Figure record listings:

□ □ □ □ □

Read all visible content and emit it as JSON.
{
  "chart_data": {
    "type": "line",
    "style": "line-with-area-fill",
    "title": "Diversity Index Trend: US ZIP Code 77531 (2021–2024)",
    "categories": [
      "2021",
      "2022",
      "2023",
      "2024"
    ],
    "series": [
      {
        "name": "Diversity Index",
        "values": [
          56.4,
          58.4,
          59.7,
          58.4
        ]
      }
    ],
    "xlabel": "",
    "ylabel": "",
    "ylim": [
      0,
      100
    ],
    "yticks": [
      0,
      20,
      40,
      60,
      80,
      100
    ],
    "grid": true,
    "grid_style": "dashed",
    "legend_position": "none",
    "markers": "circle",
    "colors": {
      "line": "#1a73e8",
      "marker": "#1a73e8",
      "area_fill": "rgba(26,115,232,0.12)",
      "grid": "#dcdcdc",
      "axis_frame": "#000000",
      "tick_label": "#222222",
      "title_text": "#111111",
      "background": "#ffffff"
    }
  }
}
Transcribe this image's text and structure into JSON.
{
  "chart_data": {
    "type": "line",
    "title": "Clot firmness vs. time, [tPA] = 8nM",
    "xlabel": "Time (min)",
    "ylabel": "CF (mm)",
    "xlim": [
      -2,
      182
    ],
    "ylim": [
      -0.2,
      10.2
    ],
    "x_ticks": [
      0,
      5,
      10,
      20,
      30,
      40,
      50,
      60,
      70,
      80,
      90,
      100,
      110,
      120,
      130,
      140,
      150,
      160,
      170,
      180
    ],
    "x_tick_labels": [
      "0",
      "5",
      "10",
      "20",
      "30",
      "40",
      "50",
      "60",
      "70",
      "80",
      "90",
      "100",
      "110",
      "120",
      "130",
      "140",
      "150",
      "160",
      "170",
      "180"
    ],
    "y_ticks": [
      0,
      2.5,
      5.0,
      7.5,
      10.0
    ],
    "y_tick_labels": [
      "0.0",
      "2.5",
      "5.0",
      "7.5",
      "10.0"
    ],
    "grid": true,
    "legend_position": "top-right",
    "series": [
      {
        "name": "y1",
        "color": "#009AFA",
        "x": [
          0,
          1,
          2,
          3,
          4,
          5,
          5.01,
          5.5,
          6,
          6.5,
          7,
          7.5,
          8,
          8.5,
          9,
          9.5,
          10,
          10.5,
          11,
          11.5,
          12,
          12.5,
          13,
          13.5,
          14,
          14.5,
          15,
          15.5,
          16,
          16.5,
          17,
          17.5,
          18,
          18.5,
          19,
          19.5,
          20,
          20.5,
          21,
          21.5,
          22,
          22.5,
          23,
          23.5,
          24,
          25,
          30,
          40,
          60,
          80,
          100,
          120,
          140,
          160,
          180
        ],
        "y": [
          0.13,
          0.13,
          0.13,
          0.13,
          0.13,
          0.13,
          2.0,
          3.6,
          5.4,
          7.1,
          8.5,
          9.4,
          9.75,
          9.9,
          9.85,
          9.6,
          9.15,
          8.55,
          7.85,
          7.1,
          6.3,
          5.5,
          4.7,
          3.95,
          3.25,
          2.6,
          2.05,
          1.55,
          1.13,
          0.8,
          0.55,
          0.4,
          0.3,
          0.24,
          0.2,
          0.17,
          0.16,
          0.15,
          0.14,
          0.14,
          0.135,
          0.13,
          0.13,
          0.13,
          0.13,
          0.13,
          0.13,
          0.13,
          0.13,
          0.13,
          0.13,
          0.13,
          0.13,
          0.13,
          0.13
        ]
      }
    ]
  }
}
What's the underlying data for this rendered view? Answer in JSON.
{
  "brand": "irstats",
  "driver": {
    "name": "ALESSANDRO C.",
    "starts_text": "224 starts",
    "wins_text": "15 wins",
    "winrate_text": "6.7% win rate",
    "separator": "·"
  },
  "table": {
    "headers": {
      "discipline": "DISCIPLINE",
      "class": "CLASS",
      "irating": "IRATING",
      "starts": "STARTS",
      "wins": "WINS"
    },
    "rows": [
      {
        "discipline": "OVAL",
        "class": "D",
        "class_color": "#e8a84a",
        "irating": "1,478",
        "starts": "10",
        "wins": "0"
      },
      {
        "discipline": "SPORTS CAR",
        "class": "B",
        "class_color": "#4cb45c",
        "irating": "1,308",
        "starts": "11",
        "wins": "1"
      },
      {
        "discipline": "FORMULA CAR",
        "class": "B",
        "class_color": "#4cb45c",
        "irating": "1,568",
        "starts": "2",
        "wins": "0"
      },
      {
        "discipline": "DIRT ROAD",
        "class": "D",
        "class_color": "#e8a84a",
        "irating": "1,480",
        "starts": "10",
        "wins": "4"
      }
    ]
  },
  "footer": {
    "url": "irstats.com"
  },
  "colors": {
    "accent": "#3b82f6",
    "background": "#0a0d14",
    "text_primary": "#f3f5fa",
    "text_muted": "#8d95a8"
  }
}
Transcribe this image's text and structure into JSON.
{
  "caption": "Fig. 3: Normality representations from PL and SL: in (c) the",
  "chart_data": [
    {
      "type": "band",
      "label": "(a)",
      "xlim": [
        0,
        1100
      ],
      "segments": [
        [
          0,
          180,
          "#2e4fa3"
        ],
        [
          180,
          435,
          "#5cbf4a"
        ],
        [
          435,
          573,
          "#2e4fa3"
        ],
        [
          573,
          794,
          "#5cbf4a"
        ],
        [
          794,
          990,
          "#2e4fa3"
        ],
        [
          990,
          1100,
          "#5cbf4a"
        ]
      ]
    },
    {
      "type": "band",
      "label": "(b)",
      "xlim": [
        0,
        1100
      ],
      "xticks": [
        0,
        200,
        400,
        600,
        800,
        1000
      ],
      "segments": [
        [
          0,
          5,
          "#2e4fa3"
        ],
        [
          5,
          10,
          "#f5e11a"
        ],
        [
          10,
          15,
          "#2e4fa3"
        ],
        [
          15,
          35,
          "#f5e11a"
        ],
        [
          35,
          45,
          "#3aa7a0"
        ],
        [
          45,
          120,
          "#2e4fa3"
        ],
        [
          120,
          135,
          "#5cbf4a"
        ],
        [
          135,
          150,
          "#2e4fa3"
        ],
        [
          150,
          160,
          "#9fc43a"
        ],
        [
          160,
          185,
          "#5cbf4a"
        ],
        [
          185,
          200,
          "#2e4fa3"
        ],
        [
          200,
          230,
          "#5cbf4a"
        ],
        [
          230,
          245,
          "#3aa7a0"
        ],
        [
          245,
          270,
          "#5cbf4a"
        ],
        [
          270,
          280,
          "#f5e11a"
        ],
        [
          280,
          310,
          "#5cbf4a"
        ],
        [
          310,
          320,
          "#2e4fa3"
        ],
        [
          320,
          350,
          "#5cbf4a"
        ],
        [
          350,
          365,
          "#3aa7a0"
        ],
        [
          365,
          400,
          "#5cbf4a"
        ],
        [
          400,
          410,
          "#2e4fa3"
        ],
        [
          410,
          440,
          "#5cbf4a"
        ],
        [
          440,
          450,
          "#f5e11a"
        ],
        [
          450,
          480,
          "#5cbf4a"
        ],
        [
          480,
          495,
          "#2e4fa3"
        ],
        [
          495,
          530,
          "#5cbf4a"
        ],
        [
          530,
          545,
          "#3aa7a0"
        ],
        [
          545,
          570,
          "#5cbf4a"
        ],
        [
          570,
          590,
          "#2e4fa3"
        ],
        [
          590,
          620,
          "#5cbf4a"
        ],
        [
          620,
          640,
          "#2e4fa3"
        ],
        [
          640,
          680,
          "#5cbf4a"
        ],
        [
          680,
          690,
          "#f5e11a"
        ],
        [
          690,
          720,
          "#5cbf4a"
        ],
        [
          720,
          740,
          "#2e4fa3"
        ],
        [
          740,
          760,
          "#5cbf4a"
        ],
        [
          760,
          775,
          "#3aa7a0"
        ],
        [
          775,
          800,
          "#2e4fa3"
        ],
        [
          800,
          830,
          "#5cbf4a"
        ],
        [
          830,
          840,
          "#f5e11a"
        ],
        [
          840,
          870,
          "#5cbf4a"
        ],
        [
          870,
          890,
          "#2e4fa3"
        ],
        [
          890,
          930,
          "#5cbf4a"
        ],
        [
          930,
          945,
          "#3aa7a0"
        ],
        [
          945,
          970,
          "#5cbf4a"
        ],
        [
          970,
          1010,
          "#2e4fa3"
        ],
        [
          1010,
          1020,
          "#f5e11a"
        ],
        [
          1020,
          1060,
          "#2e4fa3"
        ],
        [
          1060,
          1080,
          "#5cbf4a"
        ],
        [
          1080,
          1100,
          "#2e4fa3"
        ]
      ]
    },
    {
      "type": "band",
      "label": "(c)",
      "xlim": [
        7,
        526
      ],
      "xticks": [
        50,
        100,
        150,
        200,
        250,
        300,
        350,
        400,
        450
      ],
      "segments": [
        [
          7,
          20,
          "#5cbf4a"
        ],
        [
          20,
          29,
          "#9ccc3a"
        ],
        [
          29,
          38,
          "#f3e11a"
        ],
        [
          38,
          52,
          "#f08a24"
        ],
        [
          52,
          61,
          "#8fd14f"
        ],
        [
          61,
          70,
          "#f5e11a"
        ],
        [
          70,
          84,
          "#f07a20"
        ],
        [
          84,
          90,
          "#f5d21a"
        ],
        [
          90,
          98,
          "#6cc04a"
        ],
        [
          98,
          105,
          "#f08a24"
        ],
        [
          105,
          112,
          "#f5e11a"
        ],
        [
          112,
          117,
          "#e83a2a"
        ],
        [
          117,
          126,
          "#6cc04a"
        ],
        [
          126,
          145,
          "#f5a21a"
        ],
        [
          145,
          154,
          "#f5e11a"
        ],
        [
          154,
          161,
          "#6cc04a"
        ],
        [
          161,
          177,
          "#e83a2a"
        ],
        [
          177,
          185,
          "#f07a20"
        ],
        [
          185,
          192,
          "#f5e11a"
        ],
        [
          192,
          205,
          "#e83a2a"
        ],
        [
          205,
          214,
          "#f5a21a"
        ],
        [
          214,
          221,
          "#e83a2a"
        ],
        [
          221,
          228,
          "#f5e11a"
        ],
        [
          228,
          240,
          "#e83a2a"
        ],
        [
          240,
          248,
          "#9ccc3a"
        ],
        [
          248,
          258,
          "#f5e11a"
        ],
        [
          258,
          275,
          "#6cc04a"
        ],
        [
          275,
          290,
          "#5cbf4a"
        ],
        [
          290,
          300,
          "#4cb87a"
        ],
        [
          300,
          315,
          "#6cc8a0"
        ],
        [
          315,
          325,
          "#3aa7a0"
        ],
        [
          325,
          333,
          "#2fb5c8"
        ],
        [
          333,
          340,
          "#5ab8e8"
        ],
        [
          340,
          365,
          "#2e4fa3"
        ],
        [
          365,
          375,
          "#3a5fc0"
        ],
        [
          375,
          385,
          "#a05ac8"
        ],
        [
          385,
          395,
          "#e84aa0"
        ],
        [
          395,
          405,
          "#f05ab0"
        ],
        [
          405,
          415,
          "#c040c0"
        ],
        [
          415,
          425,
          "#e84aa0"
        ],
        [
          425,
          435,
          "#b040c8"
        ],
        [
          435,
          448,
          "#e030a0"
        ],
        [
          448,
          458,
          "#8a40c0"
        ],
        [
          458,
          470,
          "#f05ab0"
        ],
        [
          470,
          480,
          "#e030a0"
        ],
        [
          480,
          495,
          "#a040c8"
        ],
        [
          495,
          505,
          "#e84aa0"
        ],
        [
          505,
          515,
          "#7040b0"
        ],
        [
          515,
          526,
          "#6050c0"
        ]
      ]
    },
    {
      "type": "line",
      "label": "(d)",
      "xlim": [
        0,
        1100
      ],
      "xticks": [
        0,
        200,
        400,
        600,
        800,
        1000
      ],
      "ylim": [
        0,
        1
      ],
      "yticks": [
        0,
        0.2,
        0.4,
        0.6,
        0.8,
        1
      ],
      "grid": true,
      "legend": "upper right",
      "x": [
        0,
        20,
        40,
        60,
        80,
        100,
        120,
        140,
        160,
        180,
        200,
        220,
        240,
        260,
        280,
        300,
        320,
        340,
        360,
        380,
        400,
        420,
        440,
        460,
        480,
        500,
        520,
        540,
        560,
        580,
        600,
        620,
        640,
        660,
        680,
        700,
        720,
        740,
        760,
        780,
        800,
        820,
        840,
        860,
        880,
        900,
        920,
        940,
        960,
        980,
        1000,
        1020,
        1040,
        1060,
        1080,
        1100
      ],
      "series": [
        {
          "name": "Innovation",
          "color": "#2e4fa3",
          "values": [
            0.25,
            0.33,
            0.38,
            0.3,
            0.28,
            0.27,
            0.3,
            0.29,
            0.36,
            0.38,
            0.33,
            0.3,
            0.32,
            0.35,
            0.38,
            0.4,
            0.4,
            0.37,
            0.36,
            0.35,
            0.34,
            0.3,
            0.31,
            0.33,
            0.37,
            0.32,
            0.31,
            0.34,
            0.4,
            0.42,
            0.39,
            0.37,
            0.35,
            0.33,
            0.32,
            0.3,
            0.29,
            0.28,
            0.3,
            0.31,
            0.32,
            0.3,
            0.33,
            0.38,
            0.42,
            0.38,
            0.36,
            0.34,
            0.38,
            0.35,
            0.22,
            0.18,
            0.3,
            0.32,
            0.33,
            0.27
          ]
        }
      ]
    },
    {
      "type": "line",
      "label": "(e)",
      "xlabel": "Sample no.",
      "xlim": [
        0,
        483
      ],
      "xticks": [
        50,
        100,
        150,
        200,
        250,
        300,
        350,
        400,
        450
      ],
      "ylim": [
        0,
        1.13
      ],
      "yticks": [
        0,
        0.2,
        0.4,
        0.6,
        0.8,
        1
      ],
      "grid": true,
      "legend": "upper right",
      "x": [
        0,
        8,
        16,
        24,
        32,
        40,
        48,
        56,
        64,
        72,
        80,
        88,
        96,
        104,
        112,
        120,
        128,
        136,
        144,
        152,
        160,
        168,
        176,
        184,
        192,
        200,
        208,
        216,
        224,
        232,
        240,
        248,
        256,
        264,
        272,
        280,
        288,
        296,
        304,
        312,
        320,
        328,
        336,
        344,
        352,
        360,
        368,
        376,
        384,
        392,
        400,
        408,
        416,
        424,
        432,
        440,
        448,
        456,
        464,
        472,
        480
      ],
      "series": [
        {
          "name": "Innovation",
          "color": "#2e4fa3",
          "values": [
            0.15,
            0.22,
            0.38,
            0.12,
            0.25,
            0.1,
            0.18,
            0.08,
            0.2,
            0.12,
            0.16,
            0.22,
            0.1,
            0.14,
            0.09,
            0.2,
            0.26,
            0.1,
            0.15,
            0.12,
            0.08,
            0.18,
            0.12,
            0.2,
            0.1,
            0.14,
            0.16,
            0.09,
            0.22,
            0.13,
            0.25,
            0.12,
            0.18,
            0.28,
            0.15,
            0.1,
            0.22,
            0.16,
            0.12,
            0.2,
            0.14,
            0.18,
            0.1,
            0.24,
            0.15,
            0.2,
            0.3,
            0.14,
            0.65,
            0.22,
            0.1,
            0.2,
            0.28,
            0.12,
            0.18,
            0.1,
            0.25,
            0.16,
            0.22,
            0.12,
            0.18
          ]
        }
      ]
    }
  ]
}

□ □ □ □ □

Identify each line in the records above that contains the word "background", and copy it out in full.

      "background": "#ffffff"
    "background": "#0a0d14",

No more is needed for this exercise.